Source material |
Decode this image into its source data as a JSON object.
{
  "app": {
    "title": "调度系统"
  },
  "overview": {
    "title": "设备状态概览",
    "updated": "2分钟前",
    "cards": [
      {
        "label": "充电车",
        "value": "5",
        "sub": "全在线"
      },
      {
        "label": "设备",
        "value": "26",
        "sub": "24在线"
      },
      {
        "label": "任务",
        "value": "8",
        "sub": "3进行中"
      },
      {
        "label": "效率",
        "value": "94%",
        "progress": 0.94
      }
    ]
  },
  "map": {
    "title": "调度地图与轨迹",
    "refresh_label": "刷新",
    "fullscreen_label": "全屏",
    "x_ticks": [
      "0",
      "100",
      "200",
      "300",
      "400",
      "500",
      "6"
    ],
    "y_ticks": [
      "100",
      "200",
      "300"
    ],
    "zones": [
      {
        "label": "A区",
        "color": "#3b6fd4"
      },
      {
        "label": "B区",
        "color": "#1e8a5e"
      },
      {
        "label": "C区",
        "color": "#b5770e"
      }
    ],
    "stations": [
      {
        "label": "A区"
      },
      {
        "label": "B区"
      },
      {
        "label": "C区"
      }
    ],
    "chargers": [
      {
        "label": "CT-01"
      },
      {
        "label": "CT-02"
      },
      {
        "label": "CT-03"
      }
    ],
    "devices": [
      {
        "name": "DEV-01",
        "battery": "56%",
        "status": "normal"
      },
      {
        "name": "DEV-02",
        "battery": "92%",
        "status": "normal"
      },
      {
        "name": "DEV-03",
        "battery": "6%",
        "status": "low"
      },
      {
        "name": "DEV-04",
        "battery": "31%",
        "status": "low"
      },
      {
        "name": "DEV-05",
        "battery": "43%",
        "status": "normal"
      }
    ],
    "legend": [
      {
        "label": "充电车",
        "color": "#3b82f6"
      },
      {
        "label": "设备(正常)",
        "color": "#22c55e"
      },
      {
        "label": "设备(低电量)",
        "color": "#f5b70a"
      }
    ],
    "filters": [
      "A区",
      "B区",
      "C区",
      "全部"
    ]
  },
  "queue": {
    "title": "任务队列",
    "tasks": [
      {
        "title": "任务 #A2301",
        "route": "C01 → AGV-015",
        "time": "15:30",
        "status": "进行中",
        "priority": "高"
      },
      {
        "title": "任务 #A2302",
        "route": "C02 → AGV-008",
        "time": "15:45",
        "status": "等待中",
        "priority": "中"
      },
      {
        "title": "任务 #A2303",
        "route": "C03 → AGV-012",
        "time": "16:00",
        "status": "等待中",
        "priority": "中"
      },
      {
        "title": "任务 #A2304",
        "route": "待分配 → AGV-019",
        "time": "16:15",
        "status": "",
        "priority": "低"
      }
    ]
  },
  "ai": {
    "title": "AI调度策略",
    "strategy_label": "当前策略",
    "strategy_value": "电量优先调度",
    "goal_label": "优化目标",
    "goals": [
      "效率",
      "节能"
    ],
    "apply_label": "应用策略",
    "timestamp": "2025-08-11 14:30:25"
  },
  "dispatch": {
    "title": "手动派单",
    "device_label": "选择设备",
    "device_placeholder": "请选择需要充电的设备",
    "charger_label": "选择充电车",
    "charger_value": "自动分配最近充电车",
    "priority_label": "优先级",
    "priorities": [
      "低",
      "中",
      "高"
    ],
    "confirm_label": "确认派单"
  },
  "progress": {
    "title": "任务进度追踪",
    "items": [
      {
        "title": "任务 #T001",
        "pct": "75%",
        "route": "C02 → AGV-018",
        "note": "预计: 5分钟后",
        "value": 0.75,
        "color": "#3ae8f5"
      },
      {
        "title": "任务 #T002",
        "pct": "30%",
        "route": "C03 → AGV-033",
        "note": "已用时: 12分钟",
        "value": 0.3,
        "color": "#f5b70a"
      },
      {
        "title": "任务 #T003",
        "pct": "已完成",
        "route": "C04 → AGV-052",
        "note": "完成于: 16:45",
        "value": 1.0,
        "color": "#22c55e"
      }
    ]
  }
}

Exercise brief | Write out all of the records above exactly as they appear.

Response to the exercise |
Decode this image into its source data as a JSON object.
{
  "app": {
    "title": "调度系统"
  },
  "overview": {
    "title": "设备状态概览",
    "updated": "2分钟前",
    "cards": [
      {
        "label": "充电车",
        "value": "5",
        "sub": "全在线"
      },
      {
        "label": "设备",
        "value": "26",
        "sub": "24在线"
      },
      {
        "label": "任务",
        "value": "8",
        "sub": "3进行中"
      },
      {
        "label": "效率",
        "value": "94%",
        "progress": 0.94
      }
    ]
  },
  "map": {
    "title": "调度地图与轨迹",
    "refresh_label": "刷新",
    "fullscreen_label": "全屏",
    "x_ticks": [
      "0",
      "100",
      "200",
      "300",
      "400",
      "500",
      "6"
    ],
    "y_ticks": [
      "100",
      "200",
      "300"
    ],
    "zones": [
      {
        "label": "A区",
        "color": "#3b6fd4"
      },
      {
        "label": "B区",
        "color": "#1e8a5e"
      },
      {
        "label": "C区",
        "color": "#b5770e"
      }
    ],
    "stations": [
      {
        "label": "A区"
      },
      {
        "label": "B区"
      },
      {
        "label": "C区"
      }
    ],
    "chargers": [
      {
        "label": "CT-01"
      },
      {
        "label": "CT-02"
      },
      {
        "label": "CT-03"
      }
    ],
    "devices": [
      {
        "name": "DEV-01",
        "battery": "56%",
        "status": "normal"
      },
      {
        "name": "DEV-02",
        "battery": "92%",
        "status": "normal"
      },
      {
        "name": "DEV-03",
        "battery": "6%",
        "status": "low"
      },
      {
        "name": "DEV-04",
        "battery": "31%",
        "status": "low"
      },
      {
        "name": "DEV-05",
        "battery": "43%",
        "status": "normal"
      }
    ],
    "legend": [
      {
        "label": "充电车",
        "color": "#3b82f6"
      },
      {
        "label": "设备(正常)",
        "color": "#22c55e"
      },
      {
        "label": "设备(低电量)",
        "color": "#f5b70a"
      }
    ],
    "filters": [
      "A区",
      "B区",
      "C区",
      "全部"
    ]
  },
  "queue": {
    "title": "任务队列",
    "tasks": [
      {
        "title": "任务 #A2301",
        "route": "C01 → AGV-015",
        "time": "15:30",
        "status": "进行中",
        "priority": "高"
      },
      {
        "title": "任务 #A2302",
        "route": "C02 → AGV-008",
        "time": "15:45",
        "status": "等待中",
        "priority": "中"
      },
      {
        "title": "任务 #A2303",
        "route": "C03 → AGV-012",
        "time": "16:00",
        "status": "等待中",
        "priority": "中"
      },
      {
        "title": "任务 #A2304",
        "route": "待分配 → AGV-019",
        "time": "16:15",
        "status": "",
        "priority": "低"
      }
    ]
  },
  "ai": {
    "title": "AI调度策略",
    "strategy_label": "当前策略",
    "strategy_value": "电量优先调度",
    "goal_label": "优化目标",
    "goals": [
      "效率",
      "节能"
    ],
    "apply_label": "应用策略",
    "timestamp": "2025-08-11 14:30:25"
  },
  "dispatch": {
    "title": "手动派单",
    "device_label": "选择设备",
    "device_placeholder": "请选择需要充电的设备",
    "charger_label": "选择充电车",
    "charger_value": "自动分配最近充电车",
    "priority_label": "优先级",
    "priorities": [
      "低",
      "中",
      "高"
    ],
    "confirm_label": "确认派单"
  },
  "progress": {
    "title": "任务进度追踪",
    "items": [
      {
        "title": "任务 #T001",
        "pct": "75%",
        "route": "C02 → AGV-018",
        "note": "预计: 5分钟后",
        "value": 0.75,
        "color": "#3ae8f5"
      },
      {
        "title": "任务 #T002",
        "pct": "30%",
        "route": "C03 → AGV-033",
        "note": "已用时: 12分钟",
        "value": 0.3,
        "color": "#f5b70a"
      },
      {
        "title": "任务 #T003",
        "pct": "已完成",
        "route": "C04 → AGV-052",
        "note": "完成于: 16:45",
        "value": 1.0,
        "color": "#22c55e"
      }
    ]
  }
}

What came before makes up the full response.